• _What to work on_:
Could you repeat the records below exactly, leaving out any pictures?
**** Provided entries
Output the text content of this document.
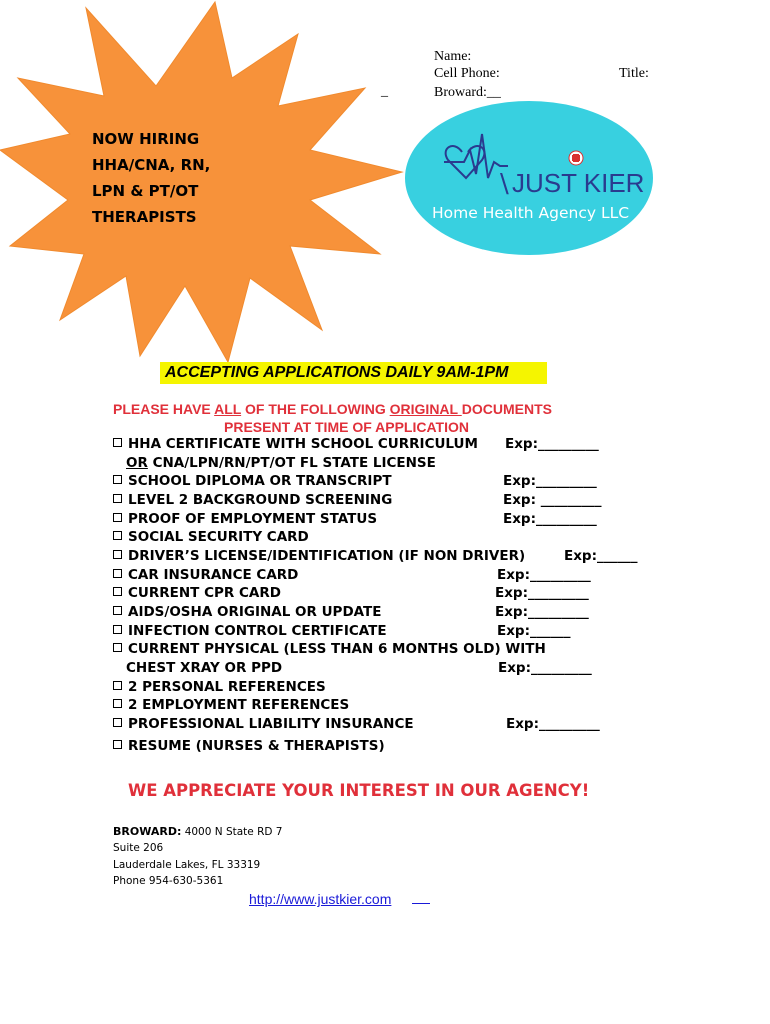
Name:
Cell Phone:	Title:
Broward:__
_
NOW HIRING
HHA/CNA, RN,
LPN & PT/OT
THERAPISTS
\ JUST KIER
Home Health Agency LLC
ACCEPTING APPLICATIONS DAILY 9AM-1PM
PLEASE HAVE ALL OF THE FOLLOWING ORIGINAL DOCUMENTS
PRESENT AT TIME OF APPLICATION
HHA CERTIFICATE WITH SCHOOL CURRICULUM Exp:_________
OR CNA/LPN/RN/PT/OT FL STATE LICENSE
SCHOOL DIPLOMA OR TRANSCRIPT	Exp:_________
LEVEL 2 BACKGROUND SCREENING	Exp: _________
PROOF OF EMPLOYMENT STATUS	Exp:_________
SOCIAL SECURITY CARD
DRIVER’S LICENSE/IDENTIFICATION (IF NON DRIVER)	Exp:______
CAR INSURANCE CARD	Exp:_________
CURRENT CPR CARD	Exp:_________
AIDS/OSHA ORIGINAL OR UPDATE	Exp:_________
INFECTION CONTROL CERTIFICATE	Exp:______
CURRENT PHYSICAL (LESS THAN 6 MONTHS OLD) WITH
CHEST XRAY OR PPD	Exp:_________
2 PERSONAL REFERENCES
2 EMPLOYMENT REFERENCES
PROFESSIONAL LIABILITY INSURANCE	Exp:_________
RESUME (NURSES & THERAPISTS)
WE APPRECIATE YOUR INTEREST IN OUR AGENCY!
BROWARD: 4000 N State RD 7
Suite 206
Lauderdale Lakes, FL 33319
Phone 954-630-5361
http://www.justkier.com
********
• _Problem solution_:
Output the text content of this document.
Name:
Cell Phone:	Title:
Broward:__
_
NOW HIRING
HHA/CNA, RN,
LPN & PT/OT
THERAPISTS
\ JUST KIER
Home Health Agency LLC
ACCEPTING APPLICATIONS DAILY 9AM-1PM
PLEASE HAVE ALL OF THE FOLLOWING ORIGINAL DOCUMENTS
PRESENT AT TIME OF APPLICATION
HHA CERTIFICATE WITH SCHOOL CURRICULUM Exp:_________
OR CNA/LPN/RN/PT/OT FL STATE LICENSE
SCHOOL DIPLOMA OR TRANSCRIPT	Exp:_________
LEVEL 2 BACKGROUND SCREENING	Exp: _________
PROOF OF EMPLOYMENT STATUS	Exp:_________
SOCIAL SECURITY CARD
DRIVER’S LICENSE/IDENTIFICATION (IF NON DRIVER)	Exp:______
CAR INSURANCE CARD	Exp:_________
CURRENT CPR CARD	Exp:_________
AIDS/OSHA ORIGINAL OR UPDATE	Exp:_________
INFECTION CONTROL CERTIFICATE	Exp:______
CURRENT PHYSICAL (LESS THAN 6 MONTHS OLD) WITH
CHEST XRAY OR PPD	Exp:_________
2 PERSONAL REFERENCES
2 EMPLOYMENT REFERENCES
PROFESSIONAL LIABILITY INSURANCE	Exp:_________
RESUME (NURSES & THERAPISTS)
WE APPRECIATE YOUR INTEREST IN OUR AGENCY!
BROWARD: 4000 N State RD 7
Suite 206
Lauderdale Lakes, FL 33319
Phone 954-630-5361
http://www.justkier.com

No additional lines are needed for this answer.